* _Extracted records_
+++

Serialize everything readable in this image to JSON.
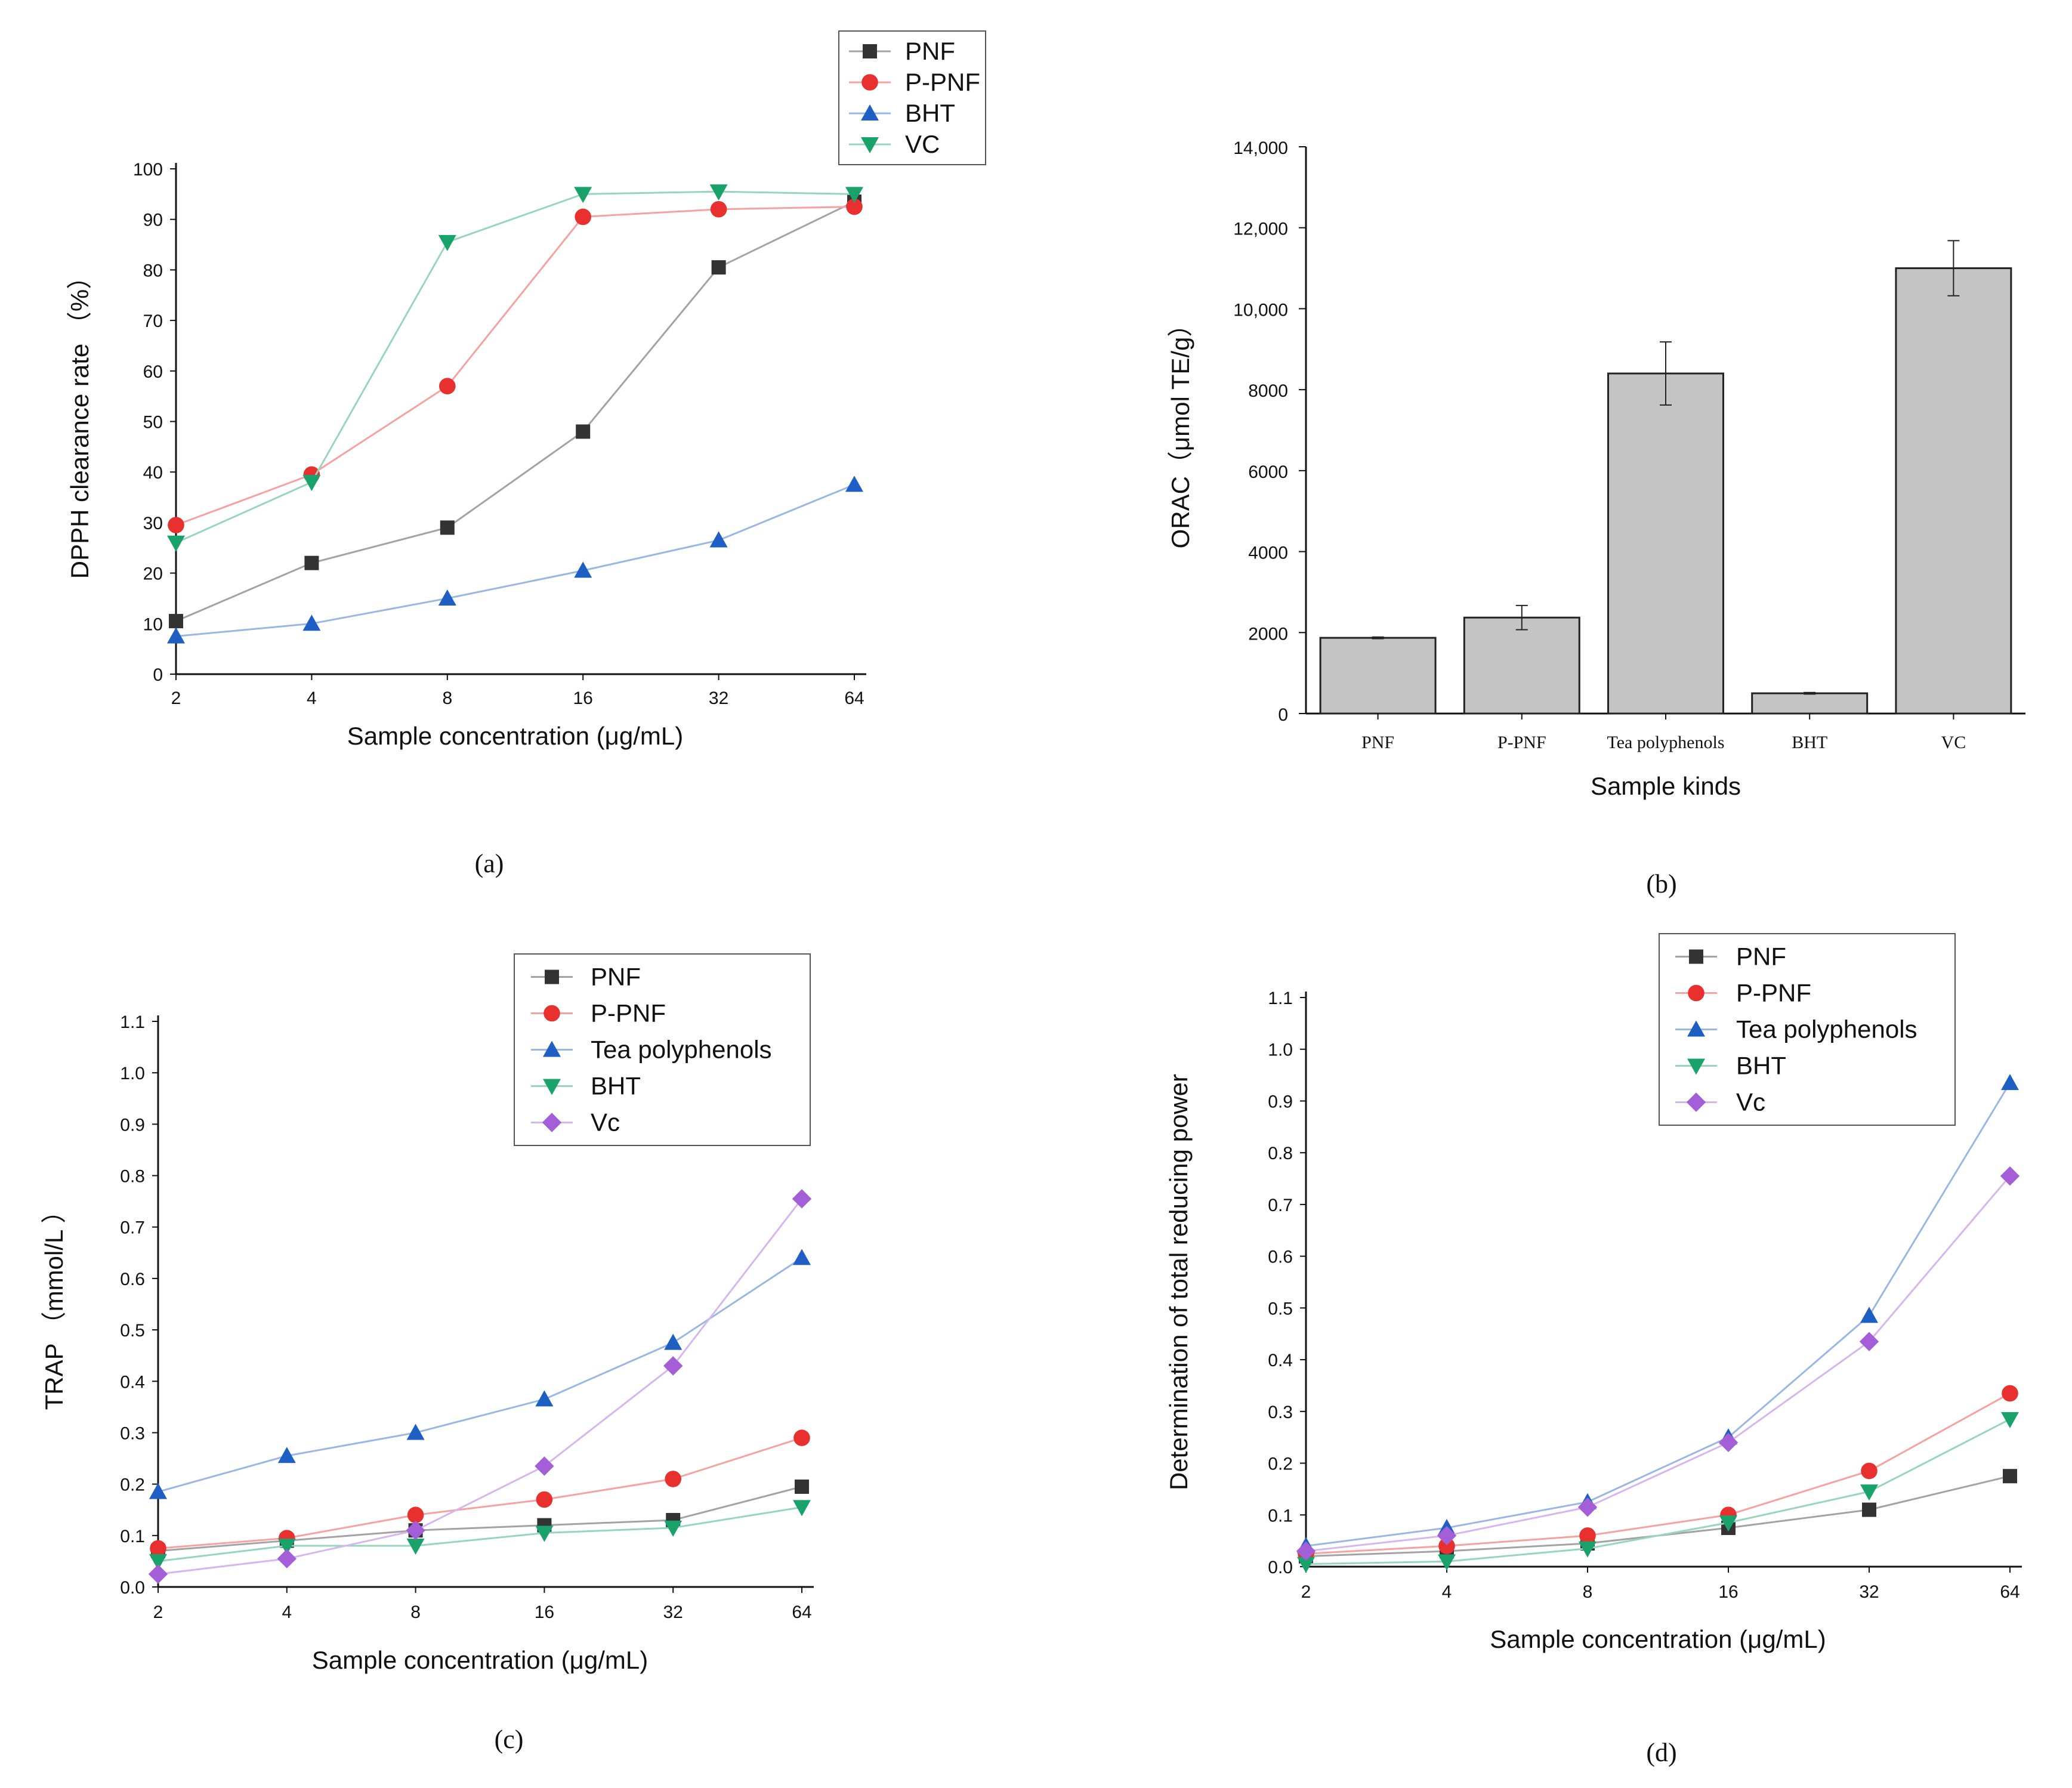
{
  "colors": {
    "PNF": "#333333",
    "P-PNF": "#e8312f",
    "BHT_a": "#1f5fc4",
    "VC_a": "#19a36b",
    "Tea polyphenols": "#1f5fc4",
    "BHT_cd": "#19a36b",
    "Vc": "#a45fd8",
    "bar": "#c4c4c4"
  },
  "chart_data": [
    {
      "id": "a",
      "panel_label": "(a)",
      "type": "line",
      "xlabel": "Sample concentration (μg/mL)",
      "ylabel": "DPPH clearance rate （%）",
      "x": [
        "2",
        "4",
        "8",
        "16",
        "32",
        "64"
      ],
      "yticks": [
        "0",
        "10",
        "20",
        "30",
        "40",
        "50",
        "60",
        "70",
        "80",
        "90",
        "100"
      ],
      "ylim": [
        0,
        100
      ],
      "legend_position": "top-right",
      "series": [
        {
          "name": "PNF",
          "marker": "square",
          "color_key": "PNF",
          "values": [
            10.5,
            22,
            29,
            48,
            80.5,
            93.5
          ]
        },
        {
          "name": "P-PNF",
          "marker": "circle",
          "color_key": "P-PNF",
          "values": [
            29.5,
            39.5,
            57,
            90.5,
            92,
            92.5
          ]
        },
        {
          "name": "BHT",
          "marker": "triangle-up",
          "color_key": "BHT_a",
          "values": [
            7.5,
            10,
            15,
            20.5,
            26.5,
            37.5
          ]
        },
        {
          "name": "VC",
          "marker": "triangle-down",
          "color_key": "VC_a",
          "values": [
            26,
            38,
            85.5,
            95,
            95.5,
            95
          ]
        }
      ]
    },
    {
      "id": "b",
      "panel_label": "(b)",
      "type": "bar",
      "xlabel": "Sample kinds",
      "ylabel": "ORAC（μmol TE/g）",
      "categories": [
        "PNF",
        "P-PNF",
        "Tea polyphenols",
        "BHT",
        "VC"
      ],
      "values": [
        1870,
        2370,
        8400,
        500,
        11000
      ],
      "errors": [
        20,
        300,
        780,
        20,
        680
      ],
      "yticks": [
        "0",
        "2000",
        "4000",
        "6000",
        "8000",
        "10,000",
        "12,000",
        "14,000"
      ],
      "ylim": [
        0,
        14000
      ]
    },
    {
      "id": "c",
      "panel_label": "(c)",
      "type": "line",
      "xlabel": "Sample concentration (μg/mL)",
      "ylabel": "TRAP （mmol/L ）",
      "x": [
        "2",
        "4",
        "8",
        "16",
        "32",
        "64"
      ],
      "yticks": [
        "0.0",
        "0.1",
        "0.2",
        "0.3",
        "0.4",
        "0.5",
        "0.6",
        "0.7",
        "0.8",
        "0.9",
        "1.0",
        "1.1"
      ],
      "ylim": [
        0,
        1.1
      ],
      "legend_position": "top-right",
      "series": [
        {
          "name": "PNF",
          "marker": "square",
          "color_key": "PNF",
          "values": [
            0.07,
            0.09,
            0.11,
            0.12,
            0.13,
            0.195
          ]
        },
        {
          "name": "P-PNF",
          "marker": "circle",
          "color_key": "P-PNF",
          "values": [
            0.075,
            0.095,
            0.14,
            0.17,
            0.21,
            0.29
          ]
        },
        {
          "name": "Tea polyphenols",
          "marker": "triangle-up",
          "color_key": "Tea polyphenols",
          "values": [
            0.185,
            0.255,
            0.3,
            0.365,
            0.475,
            0.64
          ]
        },
        {
          "name": "BHT",
          "marker": "triangle-down",
          "color_key": "BHT_cd",
          "values": [
            0.05,
            0.08,
            0.08,
            0.105,
            0.115,
            0.155
          ]
        },
        {
          "name": "Vc",
          "marker": "diamond",
          "color_key": "Vc",
          "values": [
            0.025,
            0.055,
            0.11,
            0.235,
            0.43,
            0.755
          ]
        }
      ]
    },
    {
      "id": "d",
      "panel_label": "(d)",
      "type": "line",
      "xlabel": "Sample concentration (μg/mL)",
      "ylabel": "Determination of total reducing power",
      "x": [
        "2",
        "4",
        "8",
        "16",
        "32",
        "64"
      ],
      "yticks": [
        "0.0",
        "0.1",
        "0.2",
        "0.3",
        "0.4",
        "0.5",
        "0.6",
        "0.7",
        "0.8",
        "0.9",
        "1.0",
        "1.1"
      ],
      "ylim": [
        0,
        1.1
      ],
      "legend_position": "top-right",
      "series": [
        {
          "name": "PNF",
          "marker": "square",
          "color_key": "PNF",
          "values": [
            0.02,
            0.03,
            0.045,
            0.075,
            0.11,
            0.175
          ]
        },
        {
          "name": "P-PNF",
          "marker": "circle",
          "color_key": "P-PNF",
          "values": [
            0.025,
            0.04,
            0.06,
            0.1,
            0.185,
            0.335
          ]
        },
        {
          "name": "Tea polyphenols",
          "marker": "triangle-up",
          "color_key": "Tea polyphenols",
          "values": [
            0.04,
            0.075,
            0.125,
            0.25,
            0.485,
            0.935
          ]
        },
        {
          "name": "BHT",
          "marker": "triangle-down",
          "color_key": "BHT_cd",
          "values": [
            0.005,
            0.01,
            0.035,
            0.085,
            0.145,
            0.285
          ]
        },
        {
          "name": "Vc",
          "marker": "diamond",
          "color_key": "Vc",
          "values": [
            0.03,
            0.06,
            0.115,
            0.24,
            0.435,
            0.755
          ]
        }
      ]
    }
  ]
}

+++

All the material shown above is to be copied exactly, with no pictures carried over.

* _Response to this exercise_
Serialize everything readable in this image to JSON.
{
  "colors": {
    "PNF": "#333333",
    "P-PNF": "#e8312f",
    "BHT_a": "#1f5fc4",
    "VC_a": "#19a36b",
    "Tea polyphenols": "#1f5fc4",
    "BHT_cd": "#19a36b",
    "Vc": "#a45fd8",
    "bar": "#c4c4c4"
  },
  "chart_data": [
    {
      "id": "a",
      "panel_label": "(a)",
      "type": "line",
      "xlabel": "Sample concentration (μg/mL)",
      "ylabel": "DPPH clearance rate （%）",
      "x": [
        "2",
        "4",
        "8",
        "16",
        "32",
        "64"
      ],
      "yticks": [
        "0",
        "10",
        "20",
        "30",
        "40",
        "50",
        "60",
        "70",
        "80",
        "90",
        "100"
      ],
      "ylim": [
        0,
        100
      ],
      "legend_position": "top-right",
      "series": [
        {
          "name": "PNF",
          "marker": "square",
          "color_key": "PNF",
          "values": [
            10.5,
            22,
            29,
            48,
            80.5,
            93.5
          ]
        },
        {
          "name": "P-PNF",
          "marker": "circle",
          "color_key": "P-PNF",
          "values": [
            29.5,
            39.5,
            57,
            90.5,
            92,
            92.5
          ]
        },
        {
          "name": "BHT",
          "marker": "triangle-up",
          "color_key": "BHT_a",
          "values": [
            7.5,
            10,
            15,
            20.5,
            26.5,
            37.5
          ]
        },
        {
          "name": "VC",
          "marker": "triangle-down",
          "color_key": "VC_a",
          "values": [
            26,
            38,
            85.5,
            95,
            95.5,
            95
          ]
        }
      ]
    },
    {
      "id": "b",
      "panel_label": "(b)",
      "type": "bar",
      "xlabel": "Sample kinds",
      "ylabel": "ORAC（μmol TE/g）",
      "categories": [
        "PNF",
        "P-PNF",
        "Tea polyphenols",
        "BHT",
        "VC"
      ],
      "values": [
        1870,
        2370,
        8400,
        500,
        11000
      ],
      "errors": [
        20,
        300,
        780,
        20,
        680
      ],
      "yticks": [
        "0",
        "2000",
        "4000",
        "6000",
        "8000",
        "10,000",
        "12,000",
        "14,000"
      ],
      "ylim": [
        0,
        14000
      ]
    },
    {
      "id": "c",
      "panel_label": "(c)",
      "type": "line",
      "xlabel": "Sample concentration (μg/mL)",
      "ylabel": "TRAP （mmol/L ）",
      "x": [
        "2",
        "4",
        "8",
        "16",
        "32",
        "64"
      ],
      "yticks": [
        "0.0",
        "0.1",
        "0.2",
        "0.3",
        "0.4",
        "0.5",
        "0.6",
        "0.7",
        "0.8",
        "0.9",
        "1.0",
        "1.1"
      ],
      "ylim": [
        0,
        1.1
      ],
      "legend_position": "top-right",
      "series": [
        {
          "name": "PNF",
          "marker": "square",
          "color_key": "PNF",
          "values": [
            0.07,
            0.09,
            0.11,
            0.12,
            0.13,
            0.195
          ]
        },
        {
          "name": "P-PNF",
          "marker": "circle",
          "color_key": "P-PNF",
          "values": [
            0.075,
            0.095,
            0.14,
            0.17,
            0.21,
            0.29
          ]
        },
        {
          "name": "Tea polyphenols",
          "marker": "triangle-up",
          "color_key": "Tea polyphenols",
          "values": [
            0.185,
            0.255,
            0.3,
            0.365,
            0.475,
            0.64
          ]
        },
        {
          "name": "BHT",
          "marker": "triangle-down",
          "color_key": "BHT_cd",
          "values": [
            0.05,
            0.08,
            0.08,
            0.105,
            0.115,
            0.155
          ]
        },
        {
          "name": "Vc",
          "marker": "diamond",
          "color_key": "Vc",
          "values": [
            0.025,
            0.055,
            0.11,
            0.235,
            0.43,
            0.755
          ]
        }
      ]
    },
    {
      "id": "d",
      "panel_label": "(d)",
      "type": "line",
      "xlabel": "Sample concentration (μg/mL)",
      "ylabel": "Determination of total reducing power",
      "x": [
        "2",
        "4",
        "8",
        "16",
        "32",
        "64"
      ],
      "yticks": [
        "0.0",
        "0.1",
        "0.2",
        "0.3",
        "0.4",
        "0.5",
        "0.6",
        "0.7",
        "0.8",
        "0.9",
        "1.0",
        "1.1"
      ],
      "ylim": [
        0,
        1.1
      ],
      "legend_position": "top-right",
      "series": [
        {
          "name": "PNF",
          "marker": "square",
          "color_key": "PNF",
          "values": [
            0.02,
            0.03,
            0.045,
            0.075,
            0.11,
            0.175
          ]
        },
        {
          "name": "P-PNF",
          "marker": "circle",
          "color_key": "P-PNF",
          "values": [
            0.025,
            0.04,
            0.06,
            0.1,
            0.185,
            0.335
          ]
        },
        {
          "name": "Tea polyphenols",
          "marker": "triangle-up",
          "color_key": "Tea polyphenols",
          "values": [
            0.04,
            0.075,
            0.125,
            0.25,
            0.485,
            0.935
          ]
        },
        {
          "name": "BHT",
          "marker": "triangle-down",
          "color_key": "BHT_cd",
          "values": [
            0.005,
            0.01,
            0.035,
            0.085,
            0.145,
            0.285
          ]
        },
        {
          "name": "Vc",
          "marker": "diamond",
          "color_key": "Vc",
          "values": [
            0.03,
            0.06,
            0.115,
            0.24,
            0.435,
            0.755
          ]
        }
      ]
    }
  ]
}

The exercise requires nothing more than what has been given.